◆ TESTO FORNITO ◆
Cristian Stellini, ex vice di Antonio Conte al Napoli, ha risposto alle critiche mosse dal calciatore Kevin De Bruyne riguardo alla gestione dell’allenatore. Stellini ha sottolineato l’importanza dell’entusiasmo e dell’atteggiamento positivo, contrapponendo la sua visione a quella del giocatore.
Le dichiarazioni di Kevin De Bruyne, riguardo al suo primo anno al Napoli e al suo rapporto con l’ex tecnico Antonio Conte, hanno suscitato una risposta da parte di Cristian Stellini, che ricopriva il ruolo di vice di Conte. Tramite il quotidiano «Corriere dello Sport», Stellini ha replicato alle affermazioni del belga, il cui legame con Conte non è mai stato particolarmente solido.
Le dichiarazioni di De Bruyne
In precedenza, De Bruyne aveva espresso a «Het Nieuwsblad» il suo disaccordo con la visione calcistica di Conte, affermando: «Conte ha una visione del calcio molto diversa dalla mia. Non ho mai avuto la possibilità di giocare nella mia posizione preferita. Se cerchi di vincere ogni partita con un solo goal di scarto con un 5-4-1, proponi un certo tipo di calcio… All’inizio della stagione giocavamo addirittura molto arretrati. Il nostro capocannoniere ha segnato dieci goal. Quindi sai che le statistiche non saranno grandi. Sono felice per la sua partenza. Mi erano state promesse cose che non sono state rispettate».
La replica di Stellini
Stellini ha replicato con fermezza alle parole del giocatore: «Ha poco senso che a Napoli arrivino giocatori che hanno 33 anni e che pensano all’estetica piuttosto che al risultato di una stagione. Se devono arrivare calciatori con questa esperienza, che almeno trasmettano gioia ed entusiasmo ai giovani di vivere una piazza come Napoli. Lui non lo ha fatto. Gli auguro di vivere esperienze più simili a ciò che vuole, magari già in Nazionale».
L’esempio di Modric
Per illustrare il suo punto di vista, Stellini ha citato Luka Modric come esempio di professionista: «Sono colpito di come Modric si sia inserito nel Milan. Ha guidato i compagni con leadership ed entusiasmo pur in una squadra molto pragmatica, senza mai dare giudizi su dirigenza e allenatore. Essere professionisti significa anche capire cosa serve fare per rendere l’ambiente in cui giochi il migliore possibile».

◆ COMPITI DA SVOLGERE ◆
1 - Rispondi alle domande seguenti in base al testo fornito.
(a) Attraverso quale quotidiano Stellini ha replicato a De Bruyne?
(b) Quale modulo cita De Bruyne parlando di vincere ogni partita con un solo goal di scarto?
(c) In quale squadra, secondo Stellini, si è inserito Modric?
2 - Elenca tutte le persone nominate nel testo fornito, con nome e cognome.
3 - Trascrivi il brano del testo fornito cominciando dalle parole "Le dichiarazioni di Kevin" e fermandoti dopo "stato particolarmente solido.".

◆ MATERIALE FORNITO ◆
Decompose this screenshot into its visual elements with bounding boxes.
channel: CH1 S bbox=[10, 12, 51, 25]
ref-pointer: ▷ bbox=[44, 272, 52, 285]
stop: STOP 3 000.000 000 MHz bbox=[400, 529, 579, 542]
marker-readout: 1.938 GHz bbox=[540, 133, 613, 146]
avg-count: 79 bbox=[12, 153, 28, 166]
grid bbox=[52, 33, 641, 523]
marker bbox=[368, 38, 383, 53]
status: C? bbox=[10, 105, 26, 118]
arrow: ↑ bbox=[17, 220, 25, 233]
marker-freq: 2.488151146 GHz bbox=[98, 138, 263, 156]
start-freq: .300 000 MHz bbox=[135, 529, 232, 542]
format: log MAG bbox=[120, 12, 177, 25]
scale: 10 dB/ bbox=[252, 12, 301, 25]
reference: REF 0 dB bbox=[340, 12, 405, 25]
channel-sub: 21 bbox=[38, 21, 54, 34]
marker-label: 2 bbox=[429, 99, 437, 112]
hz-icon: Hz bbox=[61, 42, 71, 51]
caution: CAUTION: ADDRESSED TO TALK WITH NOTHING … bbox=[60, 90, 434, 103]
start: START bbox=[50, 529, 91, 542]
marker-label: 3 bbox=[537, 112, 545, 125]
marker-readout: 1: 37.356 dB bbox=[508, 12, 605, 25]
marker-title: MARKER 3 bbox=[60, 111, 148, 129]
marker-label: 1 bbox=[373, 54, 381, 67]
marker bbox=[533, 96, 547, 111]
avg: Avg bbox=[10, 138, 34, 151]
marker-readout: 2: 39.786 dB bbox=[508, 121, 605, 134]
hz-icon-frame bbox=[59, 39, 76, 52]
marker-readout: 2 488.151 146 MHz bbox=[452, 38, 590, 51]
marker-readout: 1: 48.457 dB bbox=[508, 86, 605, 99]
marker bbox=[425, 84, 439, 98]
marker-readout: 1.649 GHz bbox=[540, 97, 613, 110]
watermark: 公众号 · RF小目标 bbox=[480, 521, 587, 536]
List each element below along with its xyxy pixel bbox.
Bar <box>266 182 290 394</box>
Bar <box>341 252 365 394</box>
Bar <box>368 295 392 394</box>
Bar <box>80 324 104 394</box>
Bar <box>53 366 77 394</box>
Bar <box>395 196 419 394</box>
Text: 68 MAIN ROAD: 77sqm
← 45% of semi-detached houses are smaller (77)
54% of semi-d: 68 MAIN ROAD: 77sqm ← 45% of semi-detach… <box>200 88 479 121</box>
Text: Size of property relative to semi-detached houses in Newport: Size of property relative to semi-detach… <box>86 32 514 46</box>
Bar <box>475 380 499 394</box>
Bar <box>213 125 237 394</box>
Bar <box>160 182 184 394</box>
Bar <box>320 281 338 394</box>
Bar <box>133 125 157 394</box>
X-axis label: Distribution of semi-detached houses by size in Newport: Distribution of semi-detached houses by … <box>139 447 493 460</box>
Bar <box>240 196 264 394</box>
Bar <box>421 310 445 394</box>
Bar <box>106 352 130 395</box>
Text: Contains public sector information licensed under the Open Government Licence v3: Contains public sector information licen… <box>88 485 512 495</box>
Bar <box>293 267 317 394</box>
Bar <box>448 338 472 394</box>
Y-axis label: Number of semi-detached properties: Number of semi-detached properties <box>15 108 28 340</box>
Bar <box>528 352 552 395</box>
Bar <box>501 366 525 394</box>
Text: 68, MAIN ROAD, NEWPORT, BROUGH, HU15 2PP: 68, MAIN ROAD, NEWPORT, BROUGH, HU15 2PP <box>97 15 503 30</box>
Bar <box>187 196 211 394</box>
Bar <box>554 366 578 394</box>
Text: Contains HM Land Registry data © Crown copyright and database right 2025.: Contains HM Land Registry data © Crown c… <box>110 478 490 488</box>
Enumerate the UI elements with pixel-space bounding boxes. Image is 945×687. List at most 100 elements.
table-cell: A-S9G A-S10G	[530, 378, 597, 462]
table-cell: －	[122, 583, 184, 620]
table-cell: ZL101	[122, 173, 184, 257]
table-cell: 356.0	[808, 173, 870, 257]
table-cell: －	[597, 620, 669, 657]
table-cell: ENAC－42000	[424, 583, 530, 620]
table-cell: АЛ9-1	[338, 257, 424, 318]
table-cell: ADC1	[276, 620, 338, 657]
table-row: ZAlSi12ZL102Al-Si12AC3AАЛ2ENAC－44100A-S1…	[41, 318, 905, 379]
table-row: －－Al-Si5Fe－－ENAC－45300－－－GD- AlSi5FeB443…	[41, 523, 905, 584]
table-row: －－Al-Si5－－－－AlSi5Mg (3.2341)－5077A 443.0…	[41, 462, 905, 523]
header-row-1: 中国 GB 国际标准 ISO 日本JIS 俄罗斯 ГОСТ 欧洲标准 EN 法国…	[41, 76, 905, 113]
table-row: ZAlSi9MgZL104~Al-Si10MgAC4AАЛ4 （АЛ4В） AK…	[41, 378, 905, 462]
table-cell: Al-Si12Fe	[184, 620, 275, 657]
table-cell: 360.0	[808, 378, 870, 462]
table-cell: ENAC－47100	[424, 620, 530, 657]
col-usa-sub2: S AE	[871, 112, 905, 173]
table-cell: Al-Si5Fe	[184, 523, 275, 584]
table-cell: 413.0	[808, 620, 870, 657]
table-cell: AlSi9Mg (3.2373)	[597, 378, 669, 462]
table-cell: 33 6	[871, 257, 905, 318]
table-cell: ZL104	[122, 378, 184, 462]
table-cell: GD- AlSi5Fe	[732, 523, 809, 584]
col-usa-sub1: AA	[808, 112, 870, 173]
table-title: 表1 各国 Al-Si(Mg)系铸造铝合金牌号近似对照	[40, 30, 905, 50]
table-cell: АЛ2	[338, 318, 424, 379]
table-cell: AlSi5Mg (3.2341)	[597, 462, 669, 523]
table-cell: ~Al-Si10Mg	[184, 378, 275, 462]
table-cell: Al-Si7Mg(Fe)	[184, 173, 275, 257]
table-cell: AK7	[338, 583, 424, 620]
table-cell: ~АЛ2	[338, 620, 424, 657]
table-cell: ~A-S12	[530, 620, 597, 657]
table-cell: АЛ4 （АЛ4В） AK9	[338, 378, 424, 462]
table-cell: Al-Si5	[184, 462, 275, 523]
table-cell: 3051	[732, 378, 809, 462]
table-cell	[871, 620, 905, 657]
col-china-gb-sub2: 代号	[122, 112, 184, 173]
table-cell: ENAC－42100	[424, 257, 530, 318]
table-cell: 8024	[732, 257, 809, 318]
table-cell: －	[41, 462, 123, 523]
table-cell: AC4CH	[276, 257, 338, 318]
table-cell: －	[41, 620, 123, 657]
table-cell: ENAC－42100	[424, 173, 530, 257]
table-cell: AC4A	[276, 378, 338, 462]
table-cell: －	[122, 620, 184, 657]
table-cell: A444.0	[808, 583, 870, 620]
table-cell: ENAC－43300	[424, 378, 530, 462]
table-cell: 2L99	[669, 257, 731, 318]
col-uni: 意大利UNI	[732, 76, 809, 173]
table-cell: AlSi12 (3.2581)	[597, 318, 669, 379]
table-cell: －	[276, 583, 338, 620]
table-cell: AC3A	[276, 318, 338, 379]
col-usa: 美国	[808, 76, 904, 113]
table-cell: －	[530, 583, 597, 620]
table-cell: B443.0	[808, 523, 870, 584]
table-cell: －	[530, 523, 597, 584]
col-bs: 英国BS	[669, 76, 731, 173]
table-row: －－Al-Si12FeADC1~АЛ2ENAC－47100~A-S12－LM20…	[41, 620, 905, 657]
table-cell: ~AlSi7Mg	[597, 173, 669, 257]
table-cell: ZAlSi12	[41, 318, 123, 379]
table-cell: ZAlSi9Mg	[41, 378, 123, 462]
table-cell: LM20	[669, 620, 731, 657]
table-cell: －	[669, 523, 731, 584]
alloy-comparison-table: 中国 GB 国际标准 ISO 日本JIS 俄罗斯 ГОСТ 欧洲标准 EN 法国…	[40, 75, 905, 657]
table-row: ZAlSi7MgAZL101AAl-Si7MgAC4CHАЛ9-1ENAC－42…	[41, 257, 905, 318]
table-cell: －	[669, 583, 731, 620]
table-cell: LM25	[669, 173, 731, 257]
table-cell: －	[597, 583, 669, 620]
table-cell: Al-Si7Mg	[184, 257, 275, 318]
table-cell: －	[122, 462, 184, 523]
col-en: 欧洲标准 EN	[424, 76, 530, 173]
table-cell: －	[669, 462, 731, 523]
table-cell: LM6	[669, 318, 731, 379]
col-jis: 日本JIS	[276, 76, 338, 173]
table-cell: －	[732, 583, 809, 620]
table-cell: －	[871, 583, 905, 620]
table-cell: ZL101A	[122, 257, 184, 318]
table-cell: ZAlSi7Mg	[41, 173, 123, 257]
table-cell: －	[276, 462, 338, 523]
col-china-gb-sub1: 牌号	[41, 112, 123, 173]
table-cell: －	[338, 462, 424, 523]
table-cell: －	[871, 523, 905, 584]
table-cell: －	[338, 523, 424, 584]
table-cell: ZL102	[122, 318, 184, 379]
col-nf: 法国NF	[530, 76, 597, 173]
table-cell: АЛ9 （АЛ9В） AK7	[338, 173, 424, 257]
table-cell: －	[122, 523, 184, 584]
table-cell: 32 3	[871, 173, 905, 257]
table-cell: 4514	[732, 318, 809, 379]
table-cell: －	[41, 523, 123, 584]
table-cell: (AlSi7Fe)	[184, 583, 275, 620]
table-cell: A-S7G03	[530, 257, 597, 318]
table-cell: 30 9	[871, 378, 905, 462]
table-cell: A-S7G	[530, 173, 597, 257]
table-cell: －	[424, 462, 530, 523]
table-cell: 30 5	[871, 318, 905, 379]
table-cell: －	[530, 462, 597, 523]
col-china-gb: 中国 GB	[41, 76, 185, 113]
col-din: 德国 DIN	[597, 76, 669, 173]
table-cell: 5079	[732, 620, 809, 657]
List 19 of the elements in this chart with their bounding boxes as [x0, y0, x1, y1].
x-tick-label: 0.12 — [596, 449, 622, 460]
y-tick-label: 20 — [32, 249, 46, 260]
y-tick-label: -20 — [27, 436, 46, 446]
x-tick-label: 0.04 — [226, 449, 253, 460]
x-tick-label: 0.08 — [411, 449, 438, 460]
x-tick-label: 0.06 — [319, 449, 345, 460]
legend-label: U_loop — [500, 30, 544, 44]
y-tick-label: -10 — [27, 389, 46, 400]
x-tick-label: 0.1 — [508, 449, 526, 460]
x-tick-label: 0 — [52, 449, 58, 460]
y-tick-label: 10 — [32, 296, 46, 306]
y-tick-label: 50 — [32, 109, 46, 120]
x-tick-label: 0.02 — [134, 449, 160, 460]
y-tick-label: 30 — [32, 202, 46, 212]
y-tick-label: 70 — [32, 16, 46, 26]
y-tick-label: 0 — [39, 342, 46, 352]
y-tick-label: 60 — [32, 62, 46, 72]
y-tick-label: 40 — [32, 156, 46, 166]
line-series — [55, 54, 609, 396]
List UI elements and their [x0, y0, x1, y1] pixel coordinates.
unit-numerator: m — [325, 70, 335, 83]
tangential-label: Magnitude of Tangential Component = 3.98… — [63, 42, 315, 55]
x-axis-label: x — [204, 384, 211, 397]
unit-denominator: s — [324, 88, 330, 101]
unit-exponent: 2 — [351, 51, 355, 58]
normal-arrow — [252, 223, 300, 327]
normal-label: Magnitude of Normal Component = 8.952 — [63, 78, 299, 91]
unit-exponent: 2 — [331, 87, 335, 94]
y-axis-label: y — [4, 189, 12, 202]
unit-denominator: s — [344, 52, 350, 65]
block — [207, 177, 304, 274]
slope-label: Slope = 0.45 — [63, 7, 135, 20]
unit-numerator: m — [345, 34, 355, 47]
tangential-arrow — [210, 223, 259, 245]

◆ SOLUZIONI ◆
1 -
(a) Il «Corriere dello Sport».
(b) Il 5-4-1.
(c) Nel Milan.

2 -
Cristian Stellini
Antonio Conte
Kevin De Bruyne
Luka Modric

3 -
Le dichiarazioni di Kevin De Bruyne, riguardo al suo primo anno al Napoli e al suo rapporto con l’ex tecnico Antonio Conte, hanno suscitato una risposta da parte di Cristian Stellini, che ricopriva il ruolo di vice di Conte. Tramite il quotidiano «Corriere dello Sport», Stellini ha replicato alle affermazioni del belga, il cui legame con Conte non è mai stato particolarmente solido.